/---

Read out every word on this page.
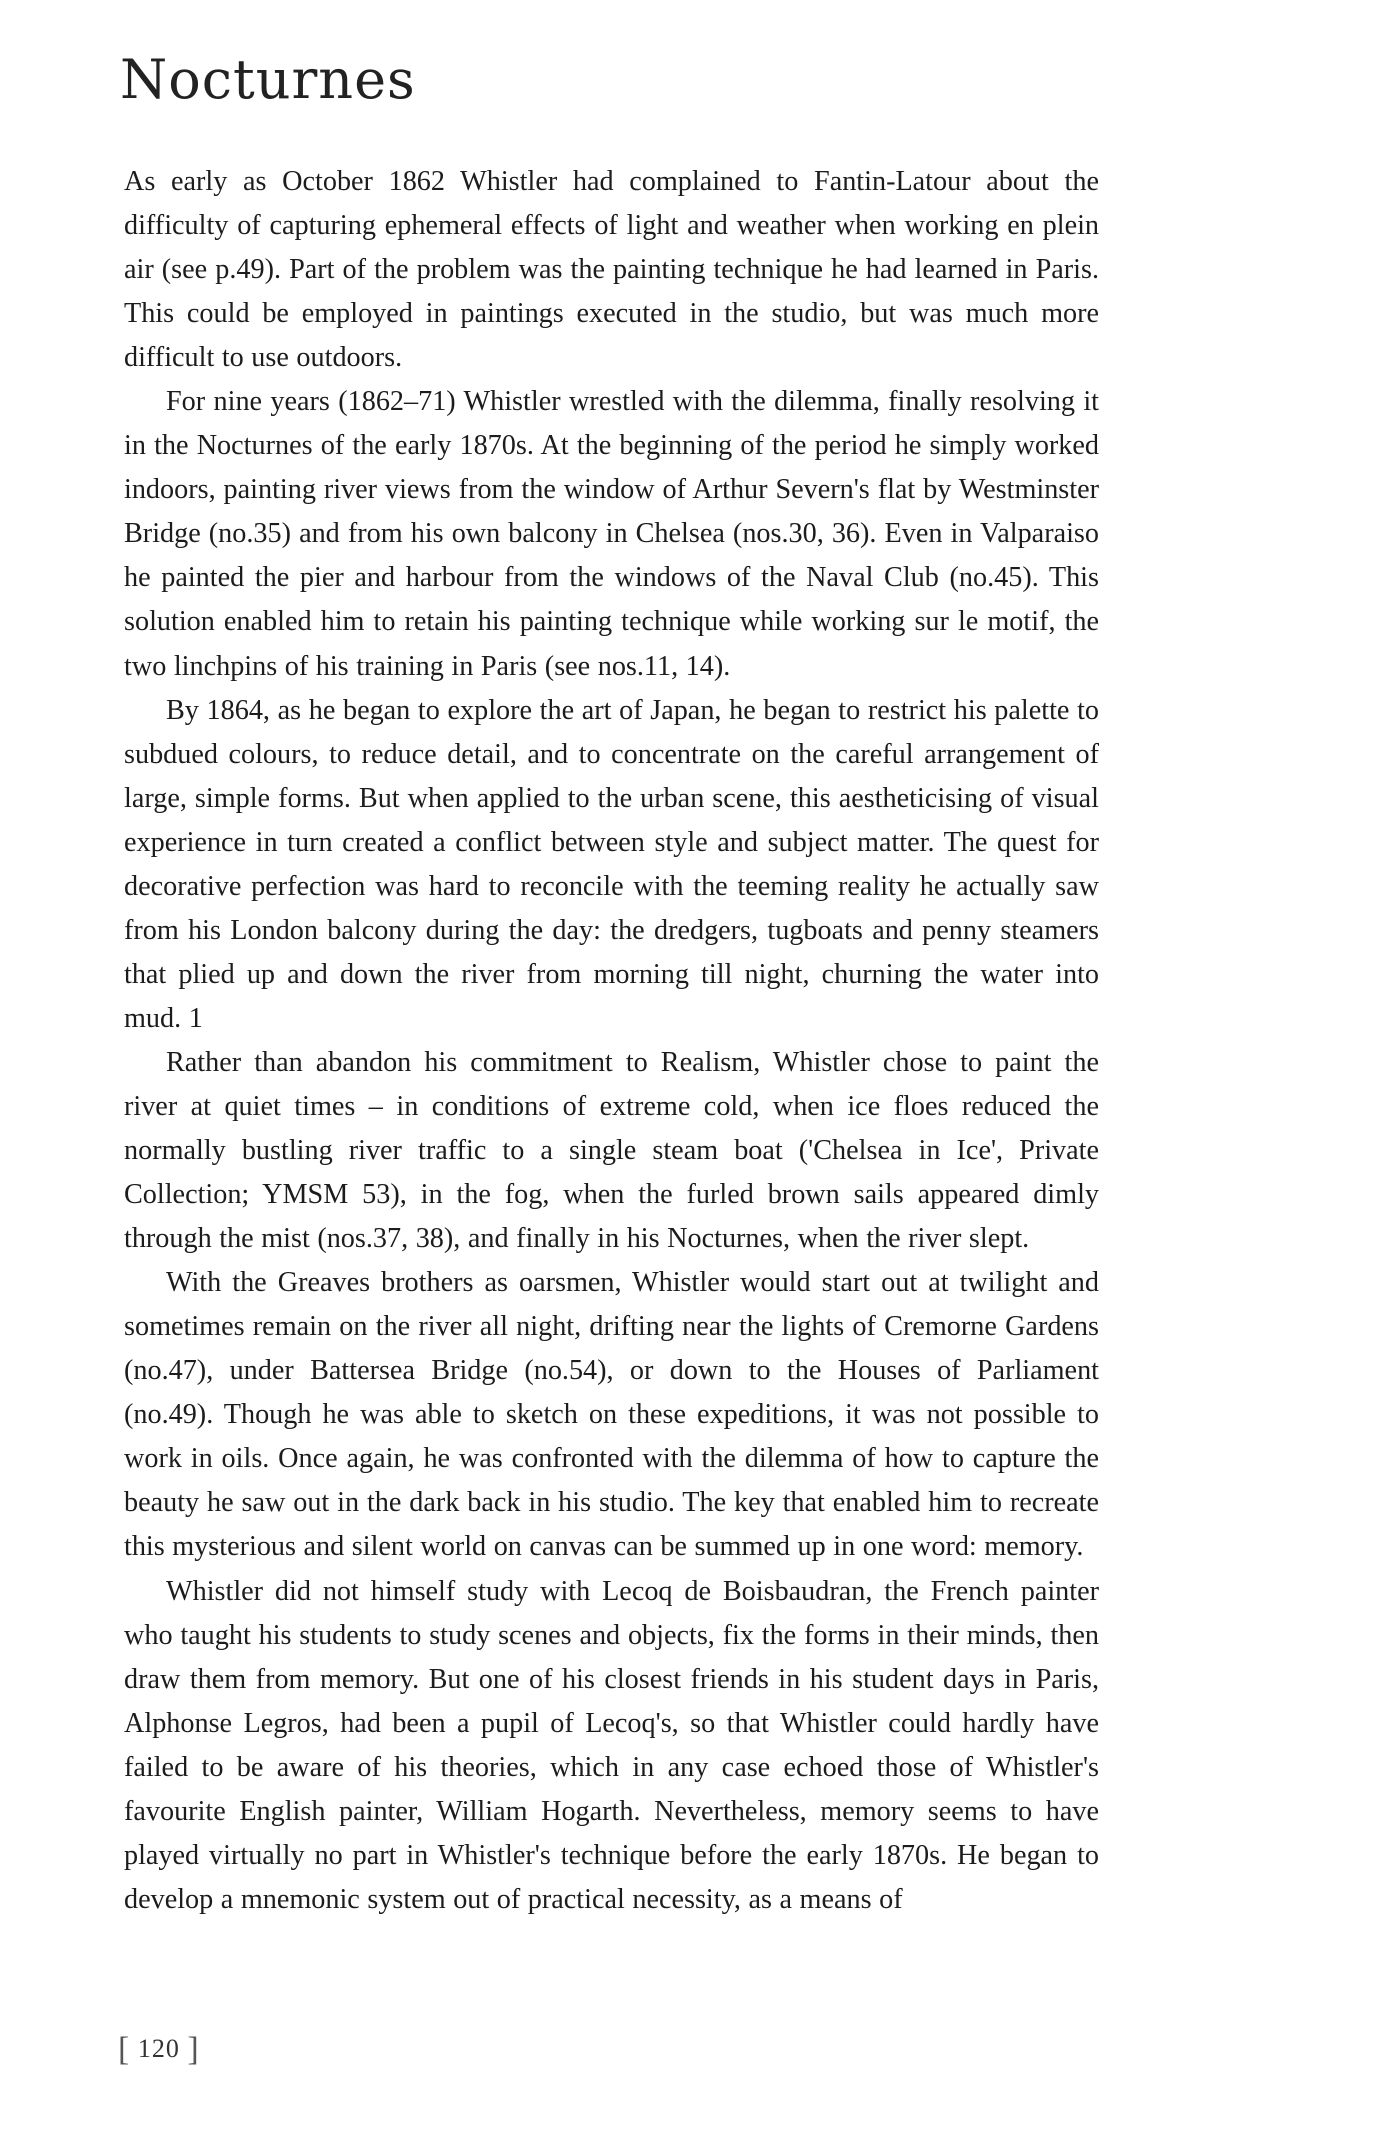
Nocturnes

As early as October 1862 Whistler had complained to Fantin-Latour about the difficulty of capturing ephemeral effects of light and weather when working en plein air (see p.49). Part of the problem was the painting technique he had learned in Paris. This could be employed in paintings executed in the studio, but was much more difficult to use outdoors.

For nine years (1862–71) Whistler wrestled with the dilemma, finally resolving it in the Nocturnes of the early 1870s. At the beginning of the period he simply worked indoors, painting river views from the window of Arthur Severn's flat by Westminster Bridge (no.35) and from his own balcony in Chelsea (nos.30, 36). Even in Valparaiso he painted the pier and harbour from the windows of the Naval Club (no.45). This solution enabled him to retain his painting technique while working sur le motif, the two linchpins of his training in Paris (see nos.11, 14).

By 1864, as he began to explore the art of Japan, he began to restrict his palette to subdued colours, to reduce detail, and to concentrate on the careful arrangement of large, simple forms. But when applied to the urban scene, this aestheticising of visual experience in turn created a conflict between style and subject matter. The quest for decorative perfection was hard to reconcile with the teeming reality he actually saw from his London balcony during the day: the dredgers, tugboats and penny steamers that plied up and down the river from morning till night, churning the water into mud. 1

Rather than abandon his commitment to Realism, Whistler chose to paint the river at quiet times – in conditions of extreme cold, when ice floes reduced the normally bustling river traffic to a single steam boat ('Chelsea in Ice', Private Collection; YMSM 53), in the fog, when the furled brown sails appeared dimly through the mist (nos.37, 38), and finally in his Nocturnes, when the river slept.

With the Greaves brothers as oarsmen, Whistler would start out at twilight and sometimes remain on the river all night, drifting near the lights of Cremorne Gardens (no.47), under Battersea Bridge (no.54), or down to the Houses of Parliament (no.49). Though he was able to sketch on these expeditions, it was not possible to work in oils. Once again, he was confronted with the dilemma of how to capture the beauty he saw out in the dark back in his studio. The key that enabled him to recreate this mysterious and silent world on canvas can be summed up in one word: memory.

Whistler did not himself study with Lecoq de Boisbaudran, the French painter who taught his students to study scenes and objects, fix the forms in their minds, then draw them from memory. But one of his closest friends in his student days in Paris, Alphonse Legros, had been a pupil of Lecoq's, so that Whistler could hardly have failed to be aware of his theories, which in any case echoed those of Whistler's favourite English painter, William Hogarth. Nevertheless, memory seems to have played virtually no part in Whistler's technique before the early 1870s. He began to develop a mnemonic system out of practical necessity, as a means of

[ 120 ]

\---

### WHAT NEEDS TO BE DONE
Transcribe every record above exactly, leaving out the pictures.

### TASK SOLUTION
Read out every word on this page.
Nocturnes

As early as October 1862 Whistler had complained to Fantin-Latour about the difficulty of capturing ephemeral effects of light and weather when working en plein air (see p.49). Part of the problem was the painting technique he had learned in Paris. This could be employed in paintings executed in the studio, but was much more difficult to use outdoors.

For nine years (1862–71) Whistler wrestled with the dilemma, finally resolving it in the Nocturnes of the early 1870s. At the beginning of the period he simply worked indoors, painting river views from the window of Arthur Severn's flat by Westminster Bridge (no.35) and from his own balcony in Chelsea (nos.30, 36). Even in Valparaiso he painted the pier and harbour from the windows of the Naval Club (no.45). This solution enabled him to retain his painting technique while working sur le motif, the two linchpins of his training in Paris (see nos.11, 14).

By 1864, as he began to explore the art of Japan, he began to restrict his palette to subdued colours, to reduce detail, and to concentrate on the careful arrangement of large, simple forms. But when applied to the urban scene, this aestheticising of visual experience in turn created a conflict between style and subject matter. The quest for decorative perfection was hard to reconcile with the teeming reality he actually saw from his London balcony during the day: the dredgers, tugboats and penny steamers that plied up and down the river from morning till night, churning the water into mud. 1

Rather than abandon his commitment to Realism, Whistler chose to paint the river at quiet times – in conditions of extreme cold, when ice floes reduced the normally bustling river traffic to a single steam boat ('Chelsea in Ice', Private Collection; YMSM 53), in the fog, when the furled brown sails appeared dimly through the mist (nos.37, 38), and finally in his Nocturnes, when the river slept.

With the Greaves brothers as oarsmen, Whistler would start out at twilight and sometimes remain on the river all night, drifting near the lights of Cremorne Gardens (no.47), under Battersea Bridge (no.54), or down to the Houses of Parliament (no.49). Though he was able to sketch on these expeditions, it was not possible to work in oils. Once again, he was confronted with the dilemma of how to capture the beauty he saw out in the dark back in his studio. The key that enabled him to recreate this mysterious and silent world on canvas can be summed up in one word: memory.

Whistler did not himself study with Lecoq de Boisbaudran, the French painter who taught his students to study scenes and objects, fix the forms in their minds, then draw them from memory. But one of his closest friends in his student days in Paris, Alphonse Legros, had been a pupil of Lecoq's, so that Whistler could hardly have failed to be aware of his theories, which in any case echoed those of Whistler's favourite English painter, William Hogarth. Nevertheless, memory seems to have played virtually no part in Whistler's technique before the early 1870s. He began to develop a mnemonic system out of practical necessity, as a means of

[ 120 ]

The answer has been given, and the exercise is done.